(Dataset records)

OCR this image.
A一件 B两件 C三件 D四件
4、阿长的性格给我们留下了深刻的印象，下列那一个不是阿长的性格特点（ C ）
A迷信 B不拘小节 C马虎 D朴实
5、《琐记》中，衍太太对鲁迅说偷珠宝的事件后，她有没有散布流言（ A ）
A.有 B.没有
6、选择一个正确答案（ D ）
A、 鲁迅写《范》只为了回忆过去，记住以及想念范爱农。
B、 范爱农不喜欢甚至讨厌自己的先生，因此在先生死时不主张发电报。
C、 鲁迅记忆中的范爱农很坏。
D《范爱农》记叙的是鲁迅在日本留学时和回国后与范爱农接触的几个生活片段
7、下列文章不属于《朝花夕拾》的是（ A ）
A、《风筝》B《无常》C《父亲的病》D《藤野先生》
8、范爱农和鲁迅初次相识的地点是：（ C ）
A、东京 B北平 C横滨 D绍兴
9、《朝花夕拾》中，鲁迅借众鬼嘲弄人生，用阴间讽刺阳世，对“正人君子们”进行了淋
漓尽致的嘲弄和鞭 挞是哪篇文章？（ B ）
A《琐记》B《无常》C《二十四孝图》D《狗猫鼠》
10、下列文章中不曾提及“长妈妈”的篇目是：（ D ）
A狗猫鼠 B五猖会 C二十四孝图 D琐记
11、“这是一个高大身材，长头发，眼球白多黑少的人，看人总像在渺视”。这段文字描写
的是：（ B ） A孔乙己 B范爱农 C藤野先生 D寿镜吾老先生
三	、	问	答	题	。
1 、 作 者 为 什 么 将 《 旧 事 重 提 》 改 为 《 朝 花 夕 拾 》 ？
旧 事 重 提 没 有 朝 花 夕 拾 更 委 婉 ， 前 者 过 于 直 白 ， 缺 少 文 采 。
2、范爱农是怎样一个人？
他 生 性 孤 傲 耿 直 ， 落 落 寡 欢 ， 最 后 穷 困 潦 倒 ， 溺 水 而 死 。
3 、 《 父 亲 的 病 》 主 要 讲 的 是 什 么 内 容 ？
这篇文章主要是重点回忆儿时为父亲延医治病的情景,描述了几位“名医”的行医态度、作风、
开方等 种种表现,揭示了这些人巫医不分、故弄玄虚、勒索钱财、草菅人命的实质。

▸ **Given exercise**
All of the data needs to be reproduced exactly, with no line missing.

▸ **Output of the task**
OCR this image.
A一件 B两件 C三件 D四件
4、阿长的性格给我们留下了深刻的印象，下列那一个不是阿长的性格特点（ C ）
A迷信 B不拘小节 C马虎 D朴实
5、《琐记》中，衍太太对鲁迅说偷珠宝的事件后，她有没有散布流言（ A ）
A.有 B.没有
6、选择一个正确答案（ D ）
A、 鲁迅写《范》只为了回忆过去，记住以及想念范爱农。
B、 范爱农不喜欢甚至讨厌自己的先生，因此在先生死时不主张发电报。
C、 鲁迅记忆中的范爱农很坏。
D《范爱农》记叙的是鲁迅在日本留学时和回国后与范爱农接触的几个生活片段
7、下列文章不属于《朝花夕拾》的是（ A ）
A、《风筝》B《无常》C《父亲的病》D《藤野先生》
8、范爱农和鲁迅初次相识的地点是：（ C ）
A、东京 B北平 C横滨 D绍兴
9、《朝花夕拾》中，鲁迅借众鬼嘲弄人生，用阴间讽刺阳世，对“正人君子们”进行了淋
漓尽致的嘲弄和鞭 挞是哪篇文章？（ B ）
A《琐记》B《无常》C《二十四孝图》D《狗猫鼠》
10、下列文章中不曾提及“长妈妈”的篇目是：（ D ）
A狗猫鼠 B五猖会 C二十四孝图 D琐记
11、“这是一个高大身材，长头发，眼球白多黑少的人，看人总像在渺视”。这段文字描写
的是：（ B ） A孔乙己 B范爱农 C藤野先生 D寿镜吾老先生
三	、	问	答	题	。
1 、 作 者 为 什 么 将 《 旧 事 重 提 》 改 为 《 朝 花 夕 拾 》 ？
旧 事 重 提 没 有 朝 花 夕 拾 更 委 婉 ， 前 者 过 于 直 白 ， 缺 少 文 采 。
2、范爱农是怎样一个人？
他 生 性 孤 傲 耿 直 ， 落 落 寡 欢 ， 最 后 穷 困 潦 倒 ， 溺 水 而 死 。
3 、 《 父 亲 的 病 》 主 要 讲 的 是 什 么 内 容 ？
这篇文章主要是重点回忆儿时为父亲延医治病的情景,描述了几位“名医”的行医态度、作风、
开方等 种种表现,揭示了这些人巫医不分、故弄玄虚、勒索钱财、草菅人命的实质。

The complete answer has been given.